Questions on the material:
a) Answer these questions from the Shrine S3 documentation excerpt:
(i) In the clear! example, how old must a cached file be to be deleted?
(ii) The excerpt names two ways to add a bucket lifecycle rule. What are they?
(iii) According to the excerpt, why can delayed availability of objects be a problem with direct S3 uploads?
b) In the Shrine S3 documentation excerpt, condense the paragraph beginning "When uploading objects to Amazon S3" into a single shorter sentence that keeps its main facts.
c) From the Shrine S3 documentation excerpt, return the passage that opens with the words containing "Clearing cache¶ ↑" and closes with "which calls Shrine::Storage::S3#clear!", copied without any change.

See this section or the rationale and instructions on how to opt in.
Clearing cache¶ ↑
Directly uploaded files won’t automatically be deleted from your temporary storage, so you’ll want to periodically clear them. One way to do that is by setting up recurring script which calls Shrine::Storage::S3#clear!
:
s3 = Shrine.storages[:cache] s3.clear! { |object| object.last_modified < Time.now - 7*24*60*60 } # delete files older than 1 week
Alternatively you can add a bucket lifeycle rule to do this for you. This can be done either from the AWS Console or via an API call:
require "aws-sdk-s3" client = Aws::S3::Client.new( access_key_id: "<YOUR KEY>", secret_access_key: "<YOUR SECRET>", region: "<REGION>", ) client.put_bucket_lifecycle_configuration( bucket: "<YOUR BUCKET>", lifecycle_configuration: { rules: [{ expiration: { days: 7 }, filter: { prefix: "cache/" }, id: "cache-clear", status: "Enabled" }] } )
Eventual consistency¶ ↑
When uploading objects to Amazon S3, sometimes they may not be available immediately. This can be a problem when using direct S3 uploads, because usually in this case you’re using S3 for both cache and store, so the S3 object is moved to store soon after caching.

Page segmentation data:

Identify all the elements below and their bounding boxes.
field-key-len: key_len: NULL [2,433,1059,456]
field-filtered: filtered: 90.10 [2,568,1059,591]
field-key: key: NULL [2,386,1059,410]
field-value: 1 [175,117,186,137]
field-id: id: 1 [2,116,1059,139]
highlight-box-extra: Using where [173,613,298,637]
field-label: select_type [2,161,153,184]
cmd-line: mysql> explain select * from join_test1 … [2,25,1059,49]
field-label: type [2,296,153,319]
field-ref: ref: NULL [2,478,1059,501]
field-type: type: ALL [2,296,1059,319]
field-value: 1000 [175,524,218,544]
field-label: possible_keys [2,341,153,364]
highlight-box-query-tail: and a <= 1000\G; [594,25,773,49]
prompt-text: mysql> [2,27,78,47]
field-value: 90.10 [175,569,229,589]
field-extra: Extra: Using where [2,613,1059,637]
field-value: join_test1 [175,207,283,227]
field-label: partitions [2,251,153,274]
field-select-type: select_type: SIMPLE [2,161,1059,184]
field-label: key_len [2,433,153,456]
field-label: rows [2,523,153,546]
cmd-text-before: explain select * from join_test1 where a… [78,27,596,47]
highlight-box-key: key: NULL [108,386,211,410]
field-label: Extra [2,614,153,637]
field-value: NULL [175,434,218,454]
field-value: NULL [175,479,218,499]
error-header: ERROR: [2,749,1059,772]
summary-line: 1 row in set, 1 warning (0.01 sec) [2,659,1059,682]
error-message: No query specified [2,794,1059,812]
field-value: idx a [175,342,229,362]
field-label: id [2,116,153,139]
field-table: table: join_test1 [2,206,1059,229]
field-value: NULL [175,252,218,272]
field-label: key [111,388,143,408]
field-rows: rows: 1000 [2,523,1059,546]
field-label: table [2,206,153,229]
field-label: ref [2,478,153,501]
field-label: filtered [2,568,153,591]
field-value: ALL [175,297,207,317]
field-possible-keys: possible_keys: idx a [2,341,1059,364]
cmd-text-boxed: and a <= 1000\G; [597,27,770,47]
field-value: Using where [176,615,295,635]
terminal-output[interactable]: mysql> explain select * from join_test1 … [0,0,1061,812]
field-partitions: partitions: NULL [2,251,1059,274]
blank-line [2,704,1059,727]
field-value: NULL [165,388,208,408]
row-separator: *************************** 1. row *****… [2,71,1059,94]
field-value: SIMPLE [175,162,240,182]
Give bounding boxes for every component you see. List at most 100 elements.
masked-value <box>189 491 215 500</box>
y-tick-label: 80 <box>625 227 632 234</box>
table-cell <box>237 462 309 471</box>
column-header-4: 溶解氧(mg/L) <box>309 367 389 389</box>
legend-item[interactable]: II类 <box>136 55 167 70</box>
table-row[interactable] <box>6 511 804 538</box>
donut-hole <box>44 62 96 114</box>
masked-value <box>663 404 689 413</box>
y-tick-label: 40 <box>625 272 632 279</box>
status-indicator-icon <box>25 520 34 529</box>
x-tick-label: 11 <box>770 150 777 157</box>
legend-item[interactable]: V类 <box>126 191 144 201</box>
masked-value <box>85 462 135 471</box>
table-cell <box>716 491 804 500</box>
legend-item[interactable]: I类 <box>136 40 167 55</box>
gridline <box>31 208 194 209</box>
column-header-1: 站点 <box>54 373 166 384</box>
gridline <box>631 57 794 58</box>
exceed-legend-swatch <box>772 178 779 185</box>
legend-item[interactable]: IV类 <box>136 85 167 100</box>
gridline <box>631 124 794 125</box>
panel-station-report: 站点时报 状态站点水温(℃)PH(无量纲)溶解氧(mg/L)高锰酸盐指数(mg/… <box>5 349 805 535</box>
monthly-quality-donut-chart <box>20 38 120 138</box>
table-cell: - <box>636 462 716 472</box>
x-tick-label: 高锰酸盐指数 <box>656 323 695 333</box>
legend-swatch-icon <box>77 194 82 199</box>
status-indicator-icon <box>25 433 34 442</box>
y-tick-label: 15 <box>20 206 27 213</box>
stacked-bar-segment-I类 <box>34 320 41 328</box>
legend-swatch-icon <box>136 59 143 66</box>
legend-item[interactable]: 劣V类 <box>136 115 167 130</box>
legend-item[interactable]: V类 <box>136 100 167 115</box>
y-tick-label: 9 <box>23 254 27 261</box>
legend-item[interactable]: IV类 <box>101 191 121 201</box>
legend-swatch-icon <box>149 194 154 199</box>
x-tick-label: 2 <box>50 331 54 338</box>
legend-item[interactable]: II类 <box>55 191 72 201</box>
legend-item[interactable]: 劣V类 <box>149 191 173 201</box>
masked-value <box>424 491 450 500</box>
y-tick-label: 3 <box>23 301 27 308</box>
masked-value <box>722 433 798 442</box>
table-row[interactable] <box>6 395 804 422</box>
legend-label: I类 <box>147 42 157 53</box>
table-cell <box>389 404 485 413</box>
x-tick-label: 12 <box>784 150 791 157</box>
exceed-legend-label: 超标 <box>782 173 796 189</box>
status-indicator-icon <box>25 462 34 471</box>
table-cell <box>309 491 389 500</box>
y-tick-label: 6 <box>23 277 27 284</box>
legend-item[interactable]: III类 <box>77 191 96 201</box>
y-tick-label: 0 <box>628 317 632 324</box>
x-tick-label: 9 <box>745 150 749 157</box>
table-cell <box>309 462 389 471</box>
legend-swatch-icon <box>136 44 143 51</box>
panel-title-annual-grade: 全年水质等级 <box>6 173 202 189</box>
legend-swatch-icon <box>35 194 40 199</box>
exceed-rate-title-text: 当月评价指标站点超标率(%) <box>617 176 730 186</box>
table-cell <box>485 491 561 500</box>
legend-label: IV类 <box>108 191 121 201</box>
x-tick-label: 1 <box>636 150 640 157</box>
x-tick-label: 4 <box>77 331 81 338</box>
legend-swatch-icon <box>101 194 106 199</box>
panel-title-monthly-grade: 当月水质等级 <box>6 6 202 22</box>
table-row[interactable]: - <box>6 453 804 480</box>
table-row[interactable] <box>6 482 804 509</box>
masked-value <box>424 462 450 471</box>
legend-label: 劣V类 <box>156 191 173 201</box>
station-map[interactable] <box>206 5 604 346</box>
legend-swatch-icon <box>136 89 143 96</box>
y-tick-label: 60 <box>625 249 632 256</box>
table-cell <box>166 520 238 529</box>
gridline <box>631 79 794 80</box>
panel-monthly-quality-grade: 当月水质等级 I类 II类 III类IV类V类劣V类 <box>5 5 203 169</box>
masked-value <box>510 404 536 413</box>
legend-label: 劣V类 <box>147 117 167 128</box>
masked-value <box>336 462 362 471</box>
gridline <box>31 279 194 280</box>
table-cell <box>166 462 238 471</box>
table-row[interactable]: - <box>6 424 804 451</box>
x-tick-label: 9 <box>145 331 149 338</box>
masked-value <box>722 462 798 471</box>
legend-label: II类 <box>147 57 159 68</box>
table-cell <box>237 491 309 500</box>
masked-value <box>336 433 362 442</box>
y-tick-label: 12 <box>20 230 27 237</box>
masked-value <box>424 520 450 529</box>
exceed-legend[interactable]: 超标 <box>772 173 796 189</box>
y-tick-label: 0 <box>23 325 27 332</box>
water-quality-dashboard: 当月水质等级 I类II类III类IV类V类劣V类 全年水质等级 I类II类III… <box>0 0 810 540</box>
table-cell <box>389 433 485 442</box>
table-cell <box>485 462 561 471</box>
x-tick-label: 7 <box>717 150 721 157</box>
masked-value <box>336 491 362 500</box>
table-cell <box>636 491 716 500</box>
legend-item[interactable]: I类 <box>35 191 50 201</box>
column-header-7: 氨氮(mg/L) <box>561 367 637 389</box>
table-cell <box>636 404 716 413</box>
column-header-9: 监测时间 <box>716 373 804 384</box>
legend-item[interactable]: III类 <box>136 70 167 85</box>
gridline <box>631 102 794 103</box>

Solutions per task:
a)
(i) Older than one week.
(ii) From the AWS Console or through an API call.
(iii) With direct S3 uploads, S3 is usually used for both cache and store, so the object is moved to store soon after caching.

b) Objects uploaded to Amazon S3 may not be available immediately, which can cause trouble with direct S3 uploads because S3 usually serves as both cache and store and the object is moved to store soon after caching.

c)
Clearing cache¶ ↑
Directly uploaded files won’t automatically be deleted from your temporary storage, so you’ll want to periodically clear them. One way to do that is by setting up recurring script which calls Shrine::Storage::S3#clear!